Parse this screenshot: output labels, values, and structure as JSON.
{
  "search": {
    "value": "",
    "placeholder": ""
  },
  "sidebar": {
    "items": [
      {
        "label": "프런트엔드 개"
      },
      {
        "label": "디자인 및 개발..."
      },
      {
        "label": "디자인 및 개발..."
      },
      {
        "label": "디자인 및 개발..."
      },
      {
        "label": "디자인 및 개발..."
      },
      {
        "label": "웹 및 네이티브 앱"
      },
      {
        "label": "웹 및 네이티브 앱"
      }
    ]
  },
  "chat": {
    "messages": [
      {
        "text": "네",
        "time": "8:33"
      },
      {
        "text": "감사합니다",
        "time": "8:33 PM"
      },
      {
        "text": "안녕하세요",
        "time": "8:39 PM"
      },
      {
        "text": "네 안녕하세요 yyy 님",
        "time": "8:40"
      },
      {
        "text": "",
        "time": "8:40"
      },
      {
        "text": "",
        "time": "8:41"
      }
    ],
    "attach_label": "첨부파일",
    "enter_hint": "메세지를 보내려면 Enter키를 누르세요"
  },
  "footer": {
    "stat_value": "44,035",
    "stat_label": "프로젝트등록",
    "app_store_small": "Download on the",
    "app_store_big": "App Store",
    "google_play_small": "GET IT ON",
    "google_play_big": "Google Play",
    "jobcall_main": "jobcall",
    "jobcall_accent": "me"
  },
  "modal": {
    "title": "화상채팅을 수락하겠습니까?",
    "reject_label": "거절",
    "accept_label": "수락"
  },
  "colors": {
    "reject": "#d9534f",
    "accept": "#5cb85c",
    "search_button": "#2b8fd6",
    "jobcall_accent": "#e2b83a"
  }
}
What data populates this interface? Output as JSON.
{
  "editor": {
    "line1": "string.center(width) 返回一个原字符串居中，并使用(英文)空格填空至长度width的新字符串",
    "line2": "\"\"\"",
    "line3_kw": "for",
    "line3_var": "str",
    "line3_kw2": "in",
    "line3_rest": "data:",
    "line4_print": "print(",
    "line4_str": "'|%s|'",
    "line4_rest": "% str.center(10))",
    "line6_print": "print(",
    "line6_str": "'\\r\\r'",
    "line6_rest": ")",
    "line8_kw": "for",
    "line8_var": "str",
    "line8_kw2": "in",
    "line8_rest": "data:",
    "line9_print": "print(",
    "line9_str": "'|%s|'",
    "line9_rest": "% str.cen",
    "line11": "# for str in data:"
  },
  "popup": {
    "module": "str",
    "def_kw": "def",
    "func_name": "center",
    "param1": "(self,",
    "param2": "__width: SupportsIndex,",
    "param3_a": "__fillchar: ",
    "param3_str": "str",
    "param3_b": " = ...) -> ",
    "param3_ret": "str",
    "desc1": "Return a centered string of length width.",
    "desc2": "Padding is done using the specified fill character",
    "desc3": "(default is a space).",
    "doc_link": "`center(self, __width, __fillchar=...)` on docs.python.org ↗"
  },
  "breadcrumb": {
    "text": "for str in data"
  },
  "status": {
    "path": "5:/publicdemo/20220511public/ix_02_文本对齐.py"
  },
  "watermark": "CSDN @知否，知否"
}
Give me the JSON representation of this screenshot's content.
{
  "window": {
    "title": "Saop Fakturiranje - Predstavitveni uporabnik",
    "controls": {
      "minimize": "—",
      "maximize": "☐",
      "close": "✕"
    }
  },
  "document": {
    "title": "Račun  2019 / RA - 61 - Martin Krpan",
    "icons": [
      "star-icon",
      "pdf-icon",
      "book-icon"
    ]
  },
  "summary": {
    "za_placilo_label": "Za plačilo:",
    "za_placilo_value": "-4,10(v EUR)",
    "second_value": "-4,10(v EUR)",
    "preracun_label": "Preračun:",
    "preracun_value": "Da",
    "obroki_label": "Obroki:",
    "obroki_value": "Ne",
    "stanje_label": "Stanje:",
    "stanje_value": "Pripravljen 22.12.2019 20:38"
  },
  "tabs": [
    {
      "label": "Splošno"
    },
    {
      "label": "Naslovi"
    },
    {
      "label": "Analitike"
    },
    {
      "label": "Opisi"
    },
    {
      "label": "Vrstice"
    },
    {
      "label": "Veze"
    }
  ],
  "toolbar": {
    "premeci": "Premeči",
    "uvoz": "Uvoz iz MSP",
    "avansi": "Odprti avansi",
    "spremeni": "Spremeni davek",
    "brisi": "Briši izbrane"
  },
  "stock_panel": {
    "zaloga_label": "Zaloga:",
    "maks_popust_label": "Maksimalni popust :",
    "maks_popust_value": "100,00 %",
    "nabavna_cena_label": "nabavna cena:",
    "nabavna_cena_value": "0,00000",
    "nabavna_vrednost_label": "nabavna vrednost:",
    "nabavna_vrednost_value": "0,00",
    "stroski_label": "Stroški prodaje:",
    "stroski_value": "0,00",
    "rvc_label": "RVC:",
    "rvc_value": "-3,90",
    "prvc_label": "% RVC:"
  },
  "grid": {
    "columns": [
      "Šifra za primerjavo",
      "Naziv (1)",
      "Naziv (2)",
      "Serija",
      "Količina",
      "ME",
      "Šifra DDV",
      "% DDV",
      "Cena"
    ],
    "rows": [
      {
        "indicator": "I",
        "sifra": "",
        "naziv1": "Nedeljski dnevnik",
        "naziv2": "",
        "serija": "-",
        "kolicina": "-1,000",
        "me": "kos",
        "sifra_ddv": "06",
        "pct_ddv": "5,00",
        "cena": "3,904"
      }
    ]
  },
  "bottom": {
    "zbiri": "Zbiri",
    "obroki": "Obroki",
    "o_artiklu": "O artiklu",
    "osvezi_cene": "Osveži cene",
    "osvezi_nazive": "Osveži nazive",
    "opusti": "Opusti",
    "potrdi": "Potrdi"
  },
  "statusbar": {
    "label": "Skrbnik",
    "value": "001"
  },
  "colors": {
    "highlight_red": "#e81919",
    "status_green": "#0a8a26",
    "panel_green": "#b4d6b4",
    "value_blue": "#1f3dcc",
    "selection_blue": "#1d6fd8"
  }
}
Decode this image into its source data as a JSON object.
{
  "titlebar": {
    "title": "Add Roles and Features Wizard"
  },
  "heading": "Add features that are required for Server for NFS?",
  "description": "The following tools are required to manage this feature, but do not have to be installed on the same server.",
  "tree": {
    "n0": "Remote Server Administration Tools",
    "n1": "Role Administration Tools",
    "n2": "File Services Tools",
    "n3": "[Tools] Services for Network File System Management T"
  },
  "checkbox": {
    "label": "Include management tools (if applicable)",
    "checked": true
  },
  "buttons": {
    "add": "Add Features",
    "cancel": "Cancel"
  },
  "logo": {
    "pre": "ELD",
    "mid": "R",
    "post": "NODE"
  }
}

STATED GOAL →
Return the entries above exactly, each one complete.

RESPONSE →
Parse this screenshot: output labels, values, and structure as JSON.
{
  "search": {
    "value": "",
    "placeholder": ""
  },
  "sidebar": {
    "items": [
      {
        "label": "프런트엔드 개"
      },
      {
        "label": "디자인 및 개발..."
      },
      {
        "label": "디자인 및 개발..."
      },
      {
        "label": "디자인 및 개발..."
      },
      {
        "label": "디자인 및 개발..."
      },
      {
        "label": "웹 및 네이티브 앱"
      },
      {
        "label": "웹 및 네이티브 앱"
      }
    ]
  },
  "chat": {
    "messages": [
      {
        "text": "네",
        "time": "8:33"
      },
      {
        "text": "감사합니다",
        "time": "8:33 PM"
      },
      {
        "text": "안녕하세요",
        "time": "8:39 PM"
      },
      {
        "text": "네 안녕하세요 yyy 님",
        "time": "8:40"
      },
      {
        "text": "",
        "time": "8:40"
      },
      {
        "text": "",
        "time": "8:41"
      }
    ],
    "attach_label": "첨부파일",
    "enter_hint": "메세지를 보내려면 Enter키를 누르세요"
  },
  "footer": {
    "stat_value": "44,035",
    "stat_label": "프로젝트등록",
    "app_store_small": "Download on the",
    "app_store_big": "App Store",
    "google_play_small": "GET IT ON",
    "google_play_big": "Google Play",
    "jobcall_main": "jobcall",
    "jobcall_accent": "me"
  },
  "modal": {
    "title": "화상채팅을 수락하겠습니까?",
    "reject_label": "거절",
    "accept_label": "수락"
  },
  "colors": {
    "reject": "#d9534f",
    "accept": "#5cb85c",
    "search_button": "#2b8fd6",
    "jobcall_accent": "#e2b83a"
  }
}
What data populates this interface? Output as JSON.
{
  "editor": {
    "line1": "string.center(width) 返回一个原字符串居中，并使用(英文)空格填空至长度width的新字符串",
    "line2": "\"\"\"",
    "line3_kw": "for",
    "line3_var": "str",
    "line3_kw2": "in",
    "line3_rest": "data:",
    "line4_print": "print(",
    "line4_str": "'|%s|'",
    "line4_rest": "% str.center(10))",
    "line6_print": "print(",
    "line6_str": "'\\r\\r'",
    "line6_rest": ")",
    "line8_kw": "for",
    "line8_var": "str",
    "line8_kw2": "in",
    "line8_rest": "data:",
    "line9_print": "print(",
    "line9_str": "'|%s|'",
    "line9_rest": "% str.cen",
    "line11": "# for str in data:"
  },
  "popup": {
    "module": "str",
    "def_kw": "def",
    "func_name": "center",
    "param1": "(self,",
    "param2": "__width: SupportsIndex,",
    "param3_a": "__fillchar: ",
    "param3_str": "str",
    "param3_b": " = ...) -> ",
    "param3_ret": "str",
    "desc1": "Return a centered string of length width.",
    "desc2": "Padding is done using the specified fill character",
    "desc3": "(default is a space).",
    "doc_link": "`center(self, __width, __fillchar=...)` on docs.python.org ↗"
  },
  "breadcrumb": {
    "text": "for str in data"
  },
  "status": {
    "path": "5:/publicdemo/20220511public/ix_02_文本对齐.py"
  },
  "watermark": "CSDN @知否，知否"
}
Give me the JSON representation of this screenshot's content.
{
  "window": {
    "title": "Saop Fakturiranje - Predstavitveni uporabnik",
    "controls": {
      "minimize": "—",
      "maximize": "☐",
      "close": "✕"
    }
  },
  "document": {
    "title": "Račun  2019 / RA - 61 - Martin Krpan",
    "icons": [
      "star-icon",
      "pdf-icon",
      "book-icon"
    ]
  },
  "summary": {
    "za_placilo_label": "Za plačilo:",
    "za_placilo_value": "-4,10(v EUR)",
    "second_value": "-4,10(v EUR)",
    "preracun_label": "Preračun:",
    "preracun_value": "Da",
    "obroki_label": "Obroki:",
    "obroki_value": "Ne",
    "stanje_label": "Stanje:",
    "stanje_value": "Pripravljen 22.12.2019 20:38"
  },
  "tabs": [
    {
      "label": "Splošno"
    },
    {
      "label": "Naslovi"
    },
    {
      "label": "Analitike"
    },
    {
      "label": "Opisi"
    },
    {
      "label": "Vrstice"
    },
    {
      "label": "Veze"
    }
  ],
  "toolbar": {
    "premeci": "Premeči",
    "uvoz": "Uvoz iz MSP",
    "avansi": "Odprti avansi",
    "spremeni": "Spremeni davek",
    "brisi": "Briši izbrane"
  },
  "stock_panel": {
    "zaloga_label": "Zaloga:",
    "maks_popust_label": "Maksimalni popust :",
    "maks_popust_value": "100,00 %",
    "nabavna_cena_label": "nabavna cena:",
    "nabavna_cena_value": "0,00000",
    "nabavna_vrednost_label": "nabavna vrednost:",
    "nabavna_vrednost_value": "0,00",
    "stroski_label": "Stroški prodaje:",
    "stroski_value": "0,00",
    "rvc_label": "RVC:",
    "rvc_value": "-3,90",
    "prvc_label": "% RVC:"
  },
  "grid": {
    "columns": [
      "Šifra za primerjavo",
      "Naziv (1)",
      "Naziv (2)",
      "Serija",
      "Količina",
      "ME",
      "Šifra DDV",
      "% DDV",
      "Cena"
    ],
    "rows": [
      {
        "indicator": "I",
        "sifra": "",
        "naziv1": "Nedeljski dnevnik",
        "naziv2": "",
        "serija": "-",
        "kolicina": "-1,000",
        "me": "kos",
        "sifra_ddv": "06",
        "pct_ddv": "5,00",
        "cena": "3,904"
      }
    ]
  },
  "bottom": {
    "zbiri": "Zbiri",
    "obroki": "Obroki",
    "o_artiklu": "O artiklu",
    "osvezi_cene": "Osveži cene",
    "osvezi_nazive": "Osveži nazive",
    "opusti": "Opusti",
    "potrdi": "Potrdi"
  },
  "statusbar": {
    "label": "Skrbnik",
    "value": "001"
  },
  "colors": {
    "highlight_red": "#e81919",
    "status_green": "#0a8a26",
    "panel_green": "#b4d6b4",
    "value_blue": "#1f3dcc",
    "selection_blue": "#1d6fd8"
  }
}
Decode this image into its source data as a JSON object.
{
  "titlebar": {
    "title": "Add Roles and Features Wizard"
  },
  "heading": "Add features that are required for Server for NFS?",
  "description": "The following tools are required to manage this feature, but do not have to be installed on the same server.",
  "tree": {
    "n0": "Remote Server Administration Tools",
    "n1": "Role Administration Tools",
    "n2": "File Services Tools",
    "n3": "[Tools] Services for Network File System Management T"
  },
  "checkbox": {
    "label": "Include management tools (if applicable)",
    "checked": true
  },
  "buttons": {
    "add": "Add Features",
    "cancel": "Cancel"
  },
  "logo": {
    "pre": "ELD",
    "mid": "R",
    "post": "NODE"
  }
}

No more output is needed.